> [Instruction]:
For this exercise, repeat all of the material verbatim apart from its images.

┌──

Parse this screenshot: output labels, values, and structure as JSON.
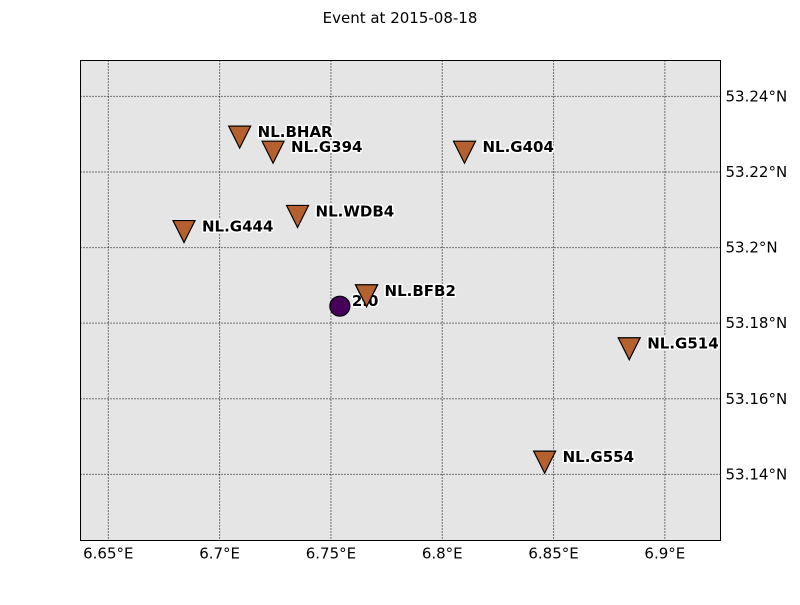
{
  "chart_data": {
    "type": "scatter",
    "title": "Event at 2015-08-18",
    "xlabel": "",
    "ylabel": "",
    "xlim": [
      6.6375,
      6.925
    ],
    "ylim": [
      53.1225,
      53.2495
    ],
    "grid": true,
    "grid_style": "dotted",
    "background_color": "#e5e5e5",
    "x_ticks": [
      6.65,
      6.7,
      6.75,
      6.8,
      6.85,
      6.9
    ],
    "x_tick_labels": [
      "6.65°E",
      "6.7°E",
      "6.75°E",
      "6.8°E",
      "6.85°E",
      "6.9°E"
    ],
    "y_ticks": [
      53.14,
      53.16,
      53.18,
      53.2,
      53.22,
      53.24
    ],
    "y_tick_labels": [
      "53.14°N",
      "53.16°N",
      "53.18°N",
      "53.2°N",
      "53.22°N",
      "53.24°N"
    ],
    "y_axis_side": "right",
    "stations": {
      "marker": "triangle-down",
      "color": "#b5612f",
      "points": [
        {
          "label": "NL.BHAR",
          "x": 6.709,
          "y": 53.2295
        },
        {
          "label": "NL.G394",
          "x": 6.724,
          "y": 53.2255
        },
        {
          "label": "NL.G404",
          "x": 6.81,
          "y": 53.2255
        },
        {
          "label": "NL.WDB4",
          "x": 6.735,
          "y": 53.2085
        },
        {
          "label": "NL.G444",
          "x": 6.684,
          "y": 53.2045
        },
        {
          "label": "NL.BFB2",
          "x": 6.766,
          "y": 53.1875
        },
        {
          "label": "NL.G514",
          "x": 6.884,
          "y": 53.1735
        },
        {
          "label": "NL.G554",
          "x": 6.846,
          "y": 53.1435
        }
      ]
    },
    "event": {
      "marker": "circle",
      "color": "#45005a",
      "label": "2.0",
      "x": 6.754,
      "y": 53.1845
    }
  }
}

└──

> [Solution below]:
Parse this screenshot: output labels, values, and structure as JSON.
{
  "chart_data": {
    "type": "scatter",
    "title": "Event at 2015-08-18",
    "xlabel": "",
    "ylabel": "",
    "xlim": [
      6.6375,
      6.925
    ],
    "ylim": [
      53.1225,
      53.2495
    ],
    "grid": true,
    "grid_style": "dotted",
    "background_color": "#e5e5e5",
    "x_ticks": [
      6.65,
      6.7,
      6.75,
      6.8,
      6.85,
      6.9
    ],
    "x_tick_labels": [
      "6.65°E",
      "6.7°E",
      "6.75°E",
      "6.8°E",
      "6.85°E",
      "6.9°E"
    ],
    "y_ticks": [
      53.14,
      53.16,
      53.18,
      53.2,
      53.22,
      53.24
    ],
    "y_tick_labels": [
      "53.14°N",
      "53.16°N",
      "53.18°N",
      "53.2°N",
      "53.22°N",
      "53.24°N"
    ],
    "y_axis_side": "right",
    "stations": {
      "marker": "triangle-down",
      "color": "#b5612f",
      "points": [
        {
          "label": "NL.BHAR",
          "x": 6.709,
          "y": 53.2295
        },
        {
          "label": "NL.G394",
          "x": 6.724,
          "y": 53.2255
        },
        {
          "label": "NL.G404",
          "x": 6.81,
          "y": 53.2255
        },
        {
          "label": "NL.WDB4",
          "x": 6.735,
          "y": 53.2085
        },
        {
          "label": "NL.G444",
          "x": 6.684,
          "y": 53.2045
        },
        {
          "label": "NL.BFB2",
          "x": 6.766,
          "y": 53.1875
        },
        {
          "label": "NL.G514",
          "x": 6.884,
          "y": 53.1735
        },
        {
          "label": "NL.G554",
          "x": 6.846,
          "y": 53.1435
        }
      ]
    },
    "event": {
      "marker": "circle",
      "color": "#45005a",
      "label": "2.0",
      "x": 6.754,
      "y": 53.1845
    }
  }
}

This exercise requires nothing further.